>> start
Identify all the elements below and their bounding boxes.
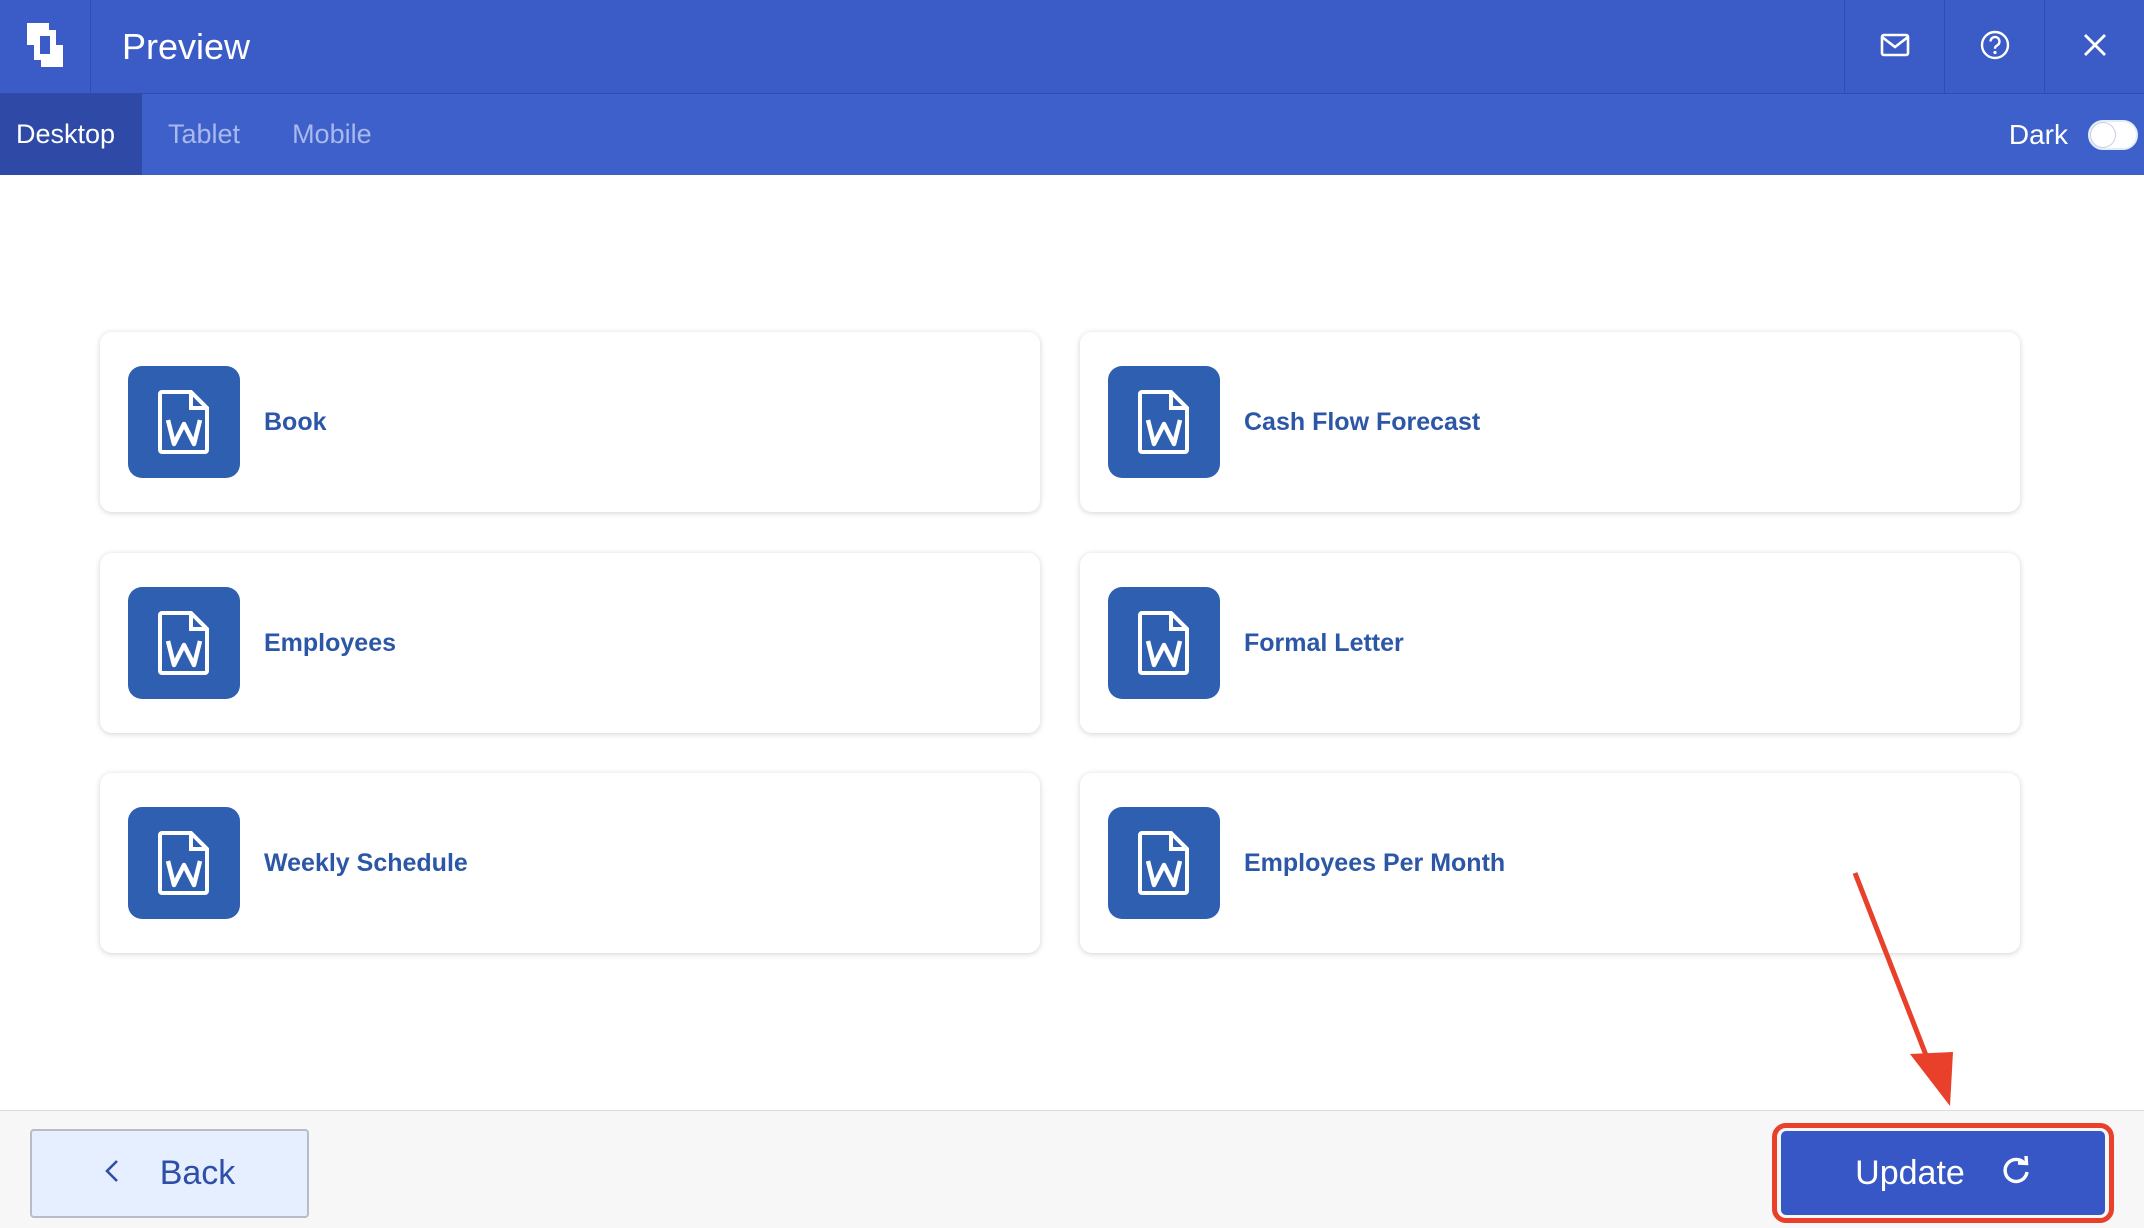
card-label: Employees [264,628,397,657]
close-button[interactable] [2044,0,2144,94]
page-title: Preview [122,25,251,67]
footer-bar: Back Update [0,1110,2144,1228]
card-label: Formal Letter [1244,628,1404,657]
dark-mode-control: Dark [2009,94,2144,175]
card-label: Weekly Schedule [264,848,468,877]
preview-window: Preview Desktop Tablet Mobile Dark Book … [0,0,2144,1228]
card-label: Cash Flow Forecast [1244,407,1481,436]
card-label: Book [264,407,327,436]
dark-mode-toggle[interactable] [2088,119,2138,150]
template-card-weekly-schedule[interactable]: Weekly Schedule [100,773,1040,953]
back-button-label: Back [159,1154,236,1192]
help-button[interactable] [1944,0,2044,94]
template-card-cash-flow-forecast[interactable]: Cash Flow Forecast [1080,332,2020,512]
chevron-left-icon [104,1158,120,1189]
mail-button[interactable] [1844,0,1944,94]
refresh-icon [2001,1154,2031,1191]
bracket-logo-icon [23,19,67,76]
header-bar: Preview [0,0,2144,94]
template-card-employees-per-month[interactable]: Employees Per Month [1080,773,2020,953]
word-document-icon [1108,587,1220,699]
back-button[interactable]: Back [30,1129,309,1218]
tab-mobile[interactable]: Mobile [266,94,398,175]
close-icon [2082,32,2108,63]
word-document-icon [128,807,240,919]
tab-tablet[interactable]: Tablet [142,94,266,175]
template-card-book[interactable]: Book [100,332,1040,512]
update-button-label: Update [1855,1153,1965,1192]
app-logo [0,0,91,94]
tab-desktop[interactable]: Desktop [0,94,142,175]
word-document-icon [128,366,240,478]
dark-mode-label: Dark [2008,118,2068,150]
template-card-formal-letter[interactable]: Formal Letter [1080,553,2020,733]
word-document-icon [128,587,240,699]
device-tabs: Desktop Tablet Mobile Dark [0,94,2144,175]
help-circle-icon [1979,29,2011,66]
mail-icon [1880,33,1910,62]
update-button[interactable]: Update [1781,1131,2105,1215]
card-label: Employees Per Month [1244,848,1506,877]
template-card-employees[interactable]: Employees [100,553,1040,733]
word-document-icon [1108,366,1220,478]
word-document-icon [1108,807,1220,919]
toggle-knob [2091,122,2115,147]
>> end
Convert the material above into a JSON list of strings with one string per line, skipping blank lines and leaving out the pictures.

[
  "Identify all the elements below and their bounding boxes.",
  "card-label: Employees [264,628,397,657]",
  "close-button[interactable] [2044,0,2144,94]",
  "page-title: Preview [122,25,251,67]",
  "footer-bar: Back Update [0,1110,2144,1228]",
  "card-label: Formal Letter [1244,628,1404,657]",
  "dark-mode-control: Dark [2009,94,2144,175]",
  "card-label: Weekly Schedule [264,848,468,877]",
  "preview-window: Preview Desktop Tablet Mobile Dark Book … [0,0,2144,1228]",
  "card-label: Cash Flow Forecast [1244,407,1481,436]",
  "card-label: Book [264,407,327,436]",
  "dark-mode-toggle[interactable] [2088,119,2138,150]",
  "template-card-weekly-schedule[interactable]: Weekly Schedule [100,773,1040,953]",
  "back-button-label: Back [159,1154,236,1192]",
  "help-button[interactable] [1944,0,2044,94]",
  "template-card-cash-flow-forecast[interactable]: Cash Flow Forecast [1080,332,2020,512]",
  "chevron-left-icon [104,1158,120,1189]",
  "mail-button[interactable] [1844,0,1944,94]",
  "refresh-icon [2001,1154,2031,1191]",
  "bracket-logo-icon [23,19,67,76]",
  "header-bar: Preview [0,0,2144,94]",
  "template-card-employees-per-month[interactable]: Employees Per Month [1080,773,2020,953]",
  "word-document-icon [1108,587,1220,699]",
  "back-button[interactable]: Back [30,1129,309,1218]",
  "tab-mobile[interactable]: Mobile [266,94,398,175]",
  "close-icon [2082,32,2108,63]",
  "word-document-icon [128,807,240,919]",
  "tab-tablet[interactable]: Tablet [142,94,266,175]",
  "template-card-book[interactable]: Book [100,332,1040,512]",
  "update-button-label: Update [1855,1153,1965,1192]",
  "app-logo [0,0,91,94]",
  "tab-desktop[interactable]: Desktop [0,94,142,175]",
  "word-document-icon [128,366,240,478]",
  "dark-mode-label: Dark [2008,118,2068,150]",
  "template-card-formal-letter[interactable]: Formal Letter [1080,553,2020,733]",
  "word-document-icon [128,587,240,699]",
  "device-tabs: Desktop Tablet Mobile Dark [0,94,2144,175]",
  "help-circle-icon [1979,29,2011,66]",
  "mail-icon [1880,33,1910,62]",
  "update-button[interactable]: Update [1781,1131,2105,1215]",
  "card-label: Employees Per Month [1244,848,1506,877]",
  "template-card-employees[interactable]: Employees [100,553,1040,733]",
  "word-document-icon [1108,366,1220,478]",
  "word-document-icon [1108,807,1220,919]",
  "toggle-knob [2091,122,2115,147]"
]